[Goal of the exercise] Show all lines that include the string "GPCC"; copy each one.

[Data for processing]
□ □ □ □ □

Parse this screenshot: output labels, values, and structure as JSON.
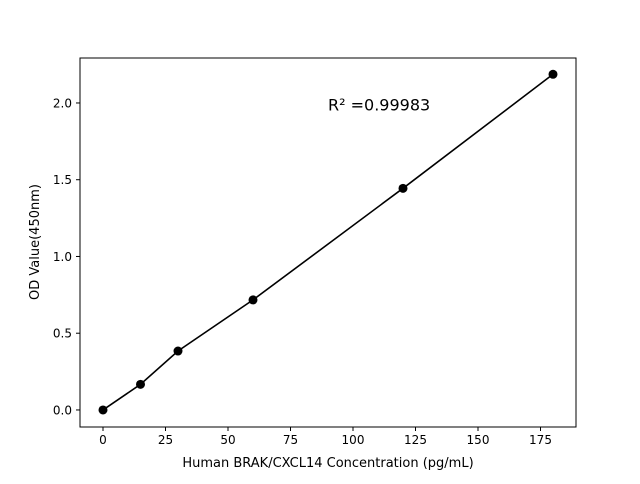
{
  "chart_data": {
    "type": "line",
    "title": "",
    "xlabel": "Human BRAK/CXCL14 Concentration (pg/mL)",
    "ylabel": "OD Value(450nm)",
    "xlim": [
      -9.2,
      189.2
    ],
    "ylim": [
      -0.111,
      2.293
    ],
    "xticks": [
      0,
      25,
      50,
      75,
      100,
      125,
      150,
      175
    ],
    "xtick_labels": [
      "0",
      "25",
      "50",
      "75",
      "100",
      "125",
      "150",
      "175"
    ],
    "yticks": [
      0,
      0.5,
      1.0,
      1.5,
      2.0
    ],
    "ytick_labels": [
      "0.0",
      "0.5",
      "1.0",
      "1.5",
      "2.0"
    ],
    "grid": false,
    "series": [
      {
        "x": [
          0,
          15,
          30,
          60,
          120,
          180
        ],
        "y": [
          0.0,
          0.167,
          0.384,
          0.717,
          1.444,
          2.187
        ],
        "color": "#000000",
        "marker": "circle"
      }
    ],
    "annotation": {
      "text": "R² =0.99983",
      "x": 90,
      "y": 1.99
    }
  }
}
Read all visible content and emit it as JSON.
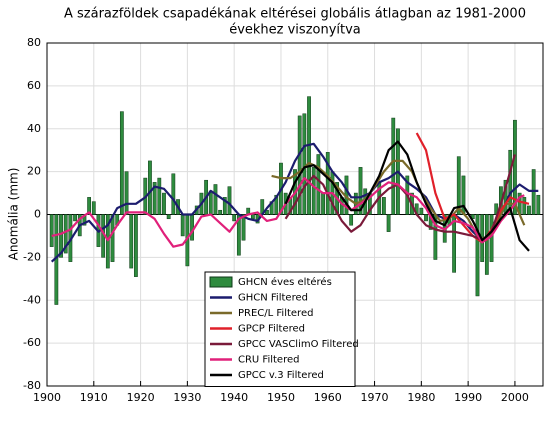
{
  "chart_data": {
    "type": "bar_line",
    "title": [
      "A szárazföldek csapadékának eltérései globális átlagban az 1981-2000",
      "évekhez viszonyítva"
    ],
    "ylabel": "Anomália (mm)",
    "xlim": [
      1900,
      2006
    ],
    "xticks": [
      1900,
      1910,
      1920,
      1930,
      1940,
      1950,
      1960,
      1970,
      1980,
      1990,
      2000
    ],
    "ylim": [
      -80,
      80
    ],
    "yticks": [
      -80,
      -60,
      -40,
      -20,
      0,
      20,
      40,
      60,
      80
    ],
    "grid": true,
    "series": [
      {
        "name": "GHCN éves eltérés",
        "kind": "bar",
        "color": "#2e8b3e",
        "x": [
          1901,
          1902,
          1903,
          1904,
          1905,
          1906,
          1907,
          1908,
          1909,
          1910,
          1911,
          1912,
          1913,
          1914,
          1915,
          1916,
          1917,
          1918,
          1919,
          1920,
          1921,
          1922,
          1923,
          1924,
          1925,
          1926,
          1927,
          1928,
          1929,
          1930,
          1931,
          1932,
          1933,
          1934,
          1935,
          1936,
          1937,
          1938,
          1939,
          1940,
          1941,
          1942,
          1943,
          1944,
          1945,
          1946,
          1947,
          1948,
          1949,
          1950,
          1951,
          1952,
          1953,
          1954,
          1955,
          1956,
          1957,
          1958,
          1959,
          1960,
          1961,
          1962,
          1963,
          1964,
          1965,
          1966,
          1967,
          1968,
          1969,
          1970,
          1971,
          1972,
          1973,
          1974,
          1975,
          1976,
          1977,
          1978,
          1979,
          1980,
          1981,
          1982,
          1983,
          1984,
          1985,
          1986,
          1987,
          1988,
          1989,
          1990,
          1991,
          1992,
          1993,
          1994,
          1995,
          1996,
          1997,
          1998,
          1999,
          2000,
          2001,
          2002,
          2003,
          2004,
          2005
        ],
        "values": [
          -15,
          -42,
          -20,
          -18,
          -22,
          -3,
          -10,
          -5,
          8,
          6,
          -15,
          -20,
          -25,
          -22,
          -5,
          48,
          20,
          -25,
          -29,
          0,
          17,
          25,
          15,
          17,
          10,
          -2,
          19,
          7,
          -10,
          -24,
          -12,
          4,
          10,
          16,
          11,
          14,
          2,
          8,
          13,
          -3,
          -19,
          -12,
          3,
          -2,
          -4,
          7,
          2,
          6,
          9,
          24,
          10,
          8,
          21,
          46,
          47,
          55,
          22,
          28,
          10,
          29,
          20,
          15,
          8,
          18,
          -5,
          10,
          22,
          12,
          10,
          0,
          15,
          8,
          -8,
          45,
          40,
          0,
          18,
          10,
          5,
          3,
          -3,
          -7,
          -21,
          0,
          -13,
          -5,
          -27,
          27,
          18,
          0,
          -2,
          -38,
          -22,
          -28,
          -22,
          5,
          13,
          16,
          30,
          44,
          10,
          8,
          4,
          21,
          9
        ]
      },
      {
        "name": "GHCN Filtered",
        "kind": "line",
        "color": "#1c1c6e",
        "x": [
          1901,
          1903,
          1905,
          1907,
          1909,
          1911,
          1913,
          1915,
          1917,
          1919,
          1921,
          1923,
          1925,
          1927,
          1929,
          1931,
          1933,
          1935,
          1937,
          1939,
          1941,
          1943,
          1945,
          1947,
          1949,
          1951,
          1953,
          1955,
          1957,
          1959,
          1961,
          1963,
          1965,
          1967,
          1969,
          1971,
          1973,
          1975,
          1977,
          1979,
          1981,
          1983,
          1985,
          1987,
          1989,
          1991,
          1993,
          1995,
          1997,
          1999,
          2001,
          2003,
          2005
        ],
        "values": [
          -22,
          -18,
          -12,
          -5,
          -3,
          -8,
          -5,
          3,
          5,
          5,
          8,
          13,
          12,
          7,
          0,
          0,
          5,
          11,
          8,
          5,
          0,
          -2,
          -3,
          3,
          8,
          15,
          25,
          32,
          33,
          27,
          20,
          15,
          8,
          8,
          10,
          15,
          17,
          20,
          15,
          12,
          8,
          0,
          -2,
          0,
          -3,
          -8,
          -12,
          -10,
          0,
          10,
          14,
          11,
          11
        ]
      },
      {
        "name": "PREC/L Filtered",
        "kind": "line",
        "color": "#7a6a2a",
        "x": [
          1948,
          1950,
          1952,
          1954,
          1956,
          1958,
          1960,
          1962,
          1964,
          1966,
          1968,
          1970,
          1972,
          1974,
          1976,
          1978,
          1980,
          1982,
          1984,
          1986,
          1988,
          1990,
          1992,
          1994,
          1996,
          1998,
          2000,
          2002
        ],
        "values": [
          18,
          17,
          17,
          20,
          24,
          22,
          18,
          13,
          8,
          5,
          7,
          13,
          20,
          25,
          25,
          20,
          10,
          3,
          -3,
          -2,
          3,
          -2,
          -10,
          -12,
          -5,
          5,
          5,
          -5
        ]
      },
      {
        "name": "GPCP Filtered",
        "kind": "line",
        "color": "#e0202a",
        "x": [
          1979,
          1981,
          1983,
          1985,
          1987,
          1989,
          1991,
          1993,
          1995,
          1997,
          1999,
          2001,
          2003
        ],
        "values": [
          38,
          30,
          10,
          -2,
          0,
          -5,
          -10,
          -13,
          -7,
          2,
          8,
          6,
          5
        ]
      },
      {
        "name": "GPCC VASClimO Filtered",
        "kind": "line",
        "color": "#7a1a3a",
        "x": [
          1951,
          1953,
          1955,
          1957,
          1959,
          1961,
          1963,
          1965,
          1967,
          1969,
          1971,
          1973,
          1975,
          1977,
          1979,
          1981,
          1983,
          1985,
          1987,
          1989,
          1991,
          1993,
          1995,
          1997,
          1999,
          2000
        ],
        "values": [
          -2,
          5,
          13,
          18,
          14,
          5,
          -3,
          -8,
          -5,
          2,
          8,
          12,
          14,
          9,
          0,
          -5,
          -7,
          -8,
          -8,
          -9,
          -10,
          -12,
          -8,
          5,
          20,
          28
        ]
      },
      {
        "name": "CRU Filtered",
        "kind": "line",
        "color": "#e0207a",
        "x": [
          1901,
          1903,
          1905,
          1907,
          1909,
          1911,
          1913,
          1915,
          1917,
          1919,
          1921,
          1923,
          1925,
          1927,
          1929,
          1931,
          1933,
          1935,
          1937,
          1939,
          1941,
          1943,
          1945,
          1947,
          1949,
          1951,
          1953,
          1955,
          1957,
          1959,
          1961,
          1963,
          1965,
          1967,
          1969,
          1971,
          1973,
          1975,
          1977,
          1979,
          1981,
          1983,
          1985,
          1987,
          1989,
          1991,
          1993,
          1995,
          1997,
          1999,
          2001,
          2002
        ],
        "values": [
          -10,
          -9,
          -7,
          -2,
          1,
          -5,
          -12,
          -5,
          1,
          1,
          1,
          -2,
          -9,
          -15,
          -14,
          -8,
          -1,
          0,
          -4,
          -8,
          -2,
          0,
          1,
          -3,
          -2,
          5,
          10,
          17,
          13,
          10,
          10,
          5,
          2,
          5,
          8,
          12,
          15,
          14,
          10,
          8,
          3,
          -5,
          -7,
          -3,
          -4,
          -6,
          -13,
          -10,
          -3,
          2,
          8,
          9
        ]
      },
      {
        "name": "GPCC v.3 Filtered",
        "kind": "line",
        "color": "#000000",
        "x": [
          1951,
          1953,
          1955,
          1957,
          1959,
          1961,
          1963,
          1965,
          1967,
          1969,
          1971,
          1973,
          1975,
          1977,
          1979,
          1981,
          1983,
          1985,
          1987,
          1989,
          1991,
          1993,
          1995,
          1997,
          1999,
          2001,
          2003
        ],
        "values": [
          5,
          15,
          22,
          23,
          19,
          15,
          8,
          2,
          2,
          10,
          18,
          30,
          34,
          28,
          15,
          5,
          -3,
          -5,
          3,
          4,
          -3,
          -12,
          -8,
          -2,
          3,
          -12,
          -17
        ]
      }
    ]
  }
}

□ □ □ □ □

[Written response]
        "name": "GPCC VASClimO Filtered",
        "name": "GPCC v.3 Filtered",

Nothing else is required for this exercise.